Seek out every line containing the word "this", and copy each.

═══ Data provided

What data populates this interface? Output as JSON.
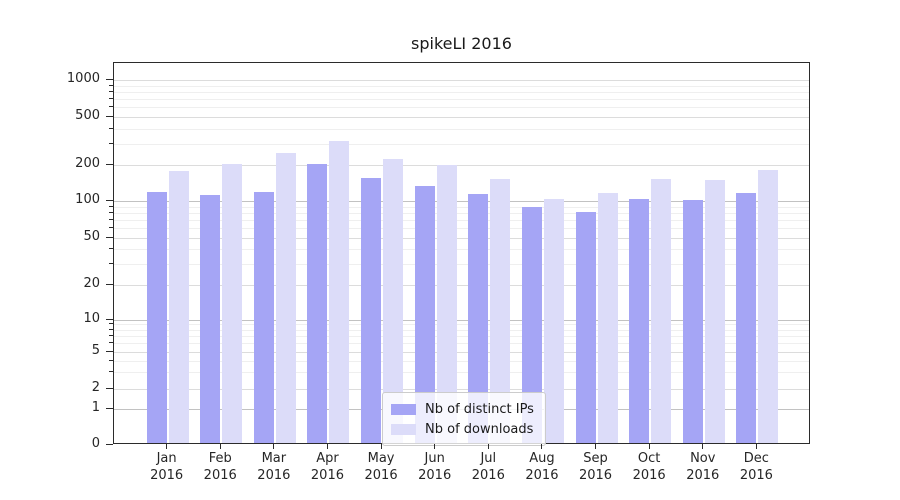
{
  "chart_data": {
    "type": "bar",
    "title": "spikeLI 2016",
    "categories": [
      "Jan 2016",
      "Feb 2016",
      "Mar 2016",
      "Apr 2016",
      "May 2016",
      "Jun 2016",
      "Jul 2016",
      "Aug 2016",
      "Sep 2016",
      "Oct 2016",
      "Nov 2016",
      "Dec 2016"
    ],
    "series": [
      {
        "name": "Nb of distinct IPs",
        "color": "#a5a5f5",
        "values": [
          114,
          108,
          116,
          197,
          150,
          128,
          111,
          87,
          78,
          101,
          99,
          112
        ]
      },
      {
        "name": "Nb of downloads",
        "color": "#dcdcf9",
        "values": [
          173,
          195,
          243,
          305,
          215,
          192,
          146,
          101,
          112,
          146,
          144,
          175
        ]
      }
    ],
    "yscale": "symlog",
    "yticks": [
      0,
      1,
      2,
      5,
      10,
      20,
      50,
      100,
      200,
      500,
      1000
    ],
    "ytick_labels": [
      "0",
      "1",
      "2",
      "5",
      "10",
      "20",
      "50",
      "100",
      "200",
      "500",
      "1000"
    ],
    "ylim": [
      0,
      1400
    ],
    "grid": true,
    "legend_position": "lower-center"
  }
}
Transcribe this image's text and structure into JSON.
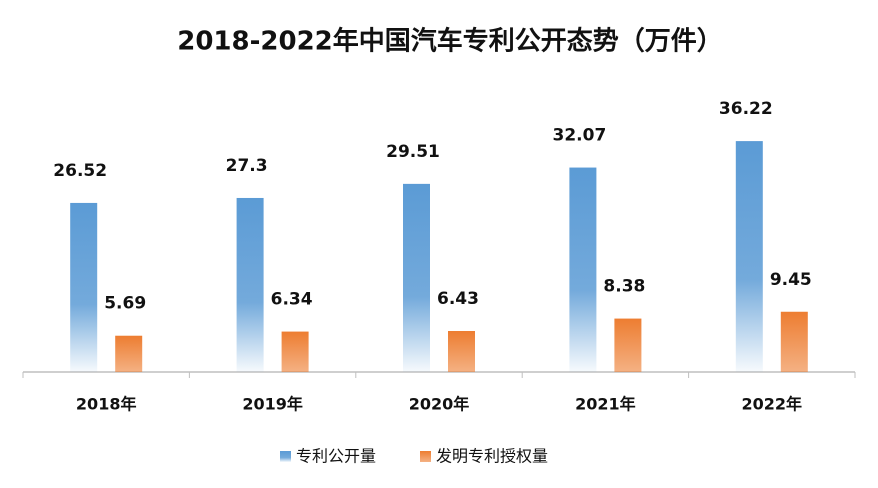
{
  "chart_data": {
    "type": "bar",
    "title": "2018-2022年中国汽车专利公开态势（万件）",
    "categories": [
      "2018年",
      "2019年",
      "2020年",
      "2021年",
      "2022年"
    ],
    "series": [
      {
        "name": "专利公开量",
        "color": "#5b9bd5",
        "values": [
          26.52,
          27.3,
          29.51,
          32.07,
          36.22
        ]
      },
      {
        "name": "发明专利授权量",
        "color": "#ed7d31",
        "values": [
          5.69,
          6.34,
          6.43,
          8.38,
          9.45
        ]
      }
    ],
    "ylim": [
      0,
      40
    ],
    "legend": "bottom"
  }
}
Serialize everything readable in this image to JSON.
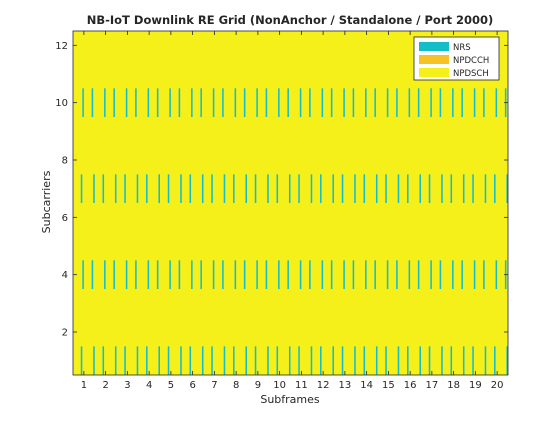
{
  "chart_data": {
    "type": "heatmap",
    "title": "NB-IoT Downlink RE Grid (NonAnchor / Standalone / Port 2000)",
    "xlabel": "Subframes",
    "ylabel": "Subcarriers",
    "xlim": [
      0.5,
      20.5
    ],
    "ylim": [
      0.5,
      12.5
    ],
    "x_ticks": [
      "1",
      "2",
      "3",
      "4",
      "5",
      "6",
      "7",
      "8",
      "9",
      "10",
      "11",
      "12",
      "13",
      "14",
      "15",
      "16",
      "17",
      "18",
      "19",
      "20"
    ],
    "y_ticks": [
      "2",
      "4",
      "6",
      "8",
      "10",
      "12"
    ],
    "x_tick_values": [
      1,
      2,
      3,
      4,
      5,
      6,
      7,
      8,
      9,
      10,
      11,
      12,
      13,
      14,
      15,
      16,
      17,
      18,
      19,
      20
    ],
    "y_tick_values": [
      2,
      4,
      6,
      8,
      10,
      12
    ],
    "grid": false,
    "legend_position": "top-right",
    "legend": [
      {
        "name": "NRS",
        "color": "#14bec8"
      },
      {
        "name": "NPDCCH",
        "color": "#f5c326"
      },
      {
        "name": "NPDSCH",
        "color": "#f5f01a"
      }
    ],
    "background_channel": "NPDSCH",
    "symbols_per_subframe": 14,
    "nrs_symbols_in_subframe": [
      6,
      7,
      13,
      14
    ],
    "nrs_subcarriers": {
      "odd_symbol": [
        1,
        7
      ],
      "even_symbol": [
        4,
        10
      ]
    },
    "subframes": 20
  }
}
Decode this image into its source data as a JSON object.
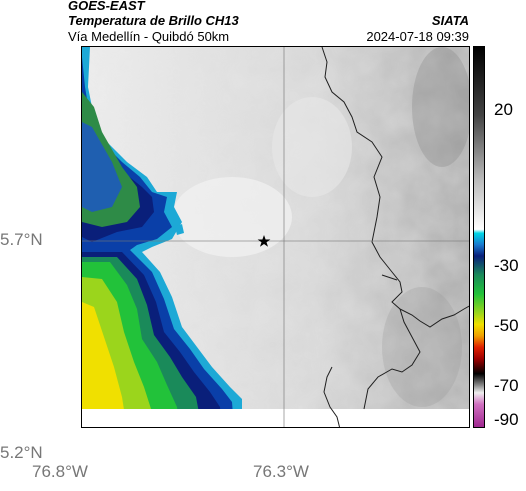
{
  "header": {
    "source": "GOES-EAST",
    "product": "Temperatura de Brillo CH13",
    "org": "SIATA",
    "location": "Vía Medellín - Quibdó 50km",
    "datetime": "2024-07-18 09:39"
  },
  "axes": {
    "y_ticks": [
      "5.7°N",
      "5.2°N"
    ],
    "x_ticks": [
      "76.8°W",
      "76.3°W"
    ]
  },
  "colorbar": {
    "ticks": [
      "20",
      "-30",
      "-50",
      "-70",
      "-90"
    ]
  },
  "colors": {
    "frame": "#000000",
    "tick_label": "#777777"
  }
}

══════

Response to the task.
What data populates this interface? Output as JSON.
Transcribe this image's text and structure into JSON.
Serialize everything readable in this image to JSON.
Decode this image into its source data as a JSON object.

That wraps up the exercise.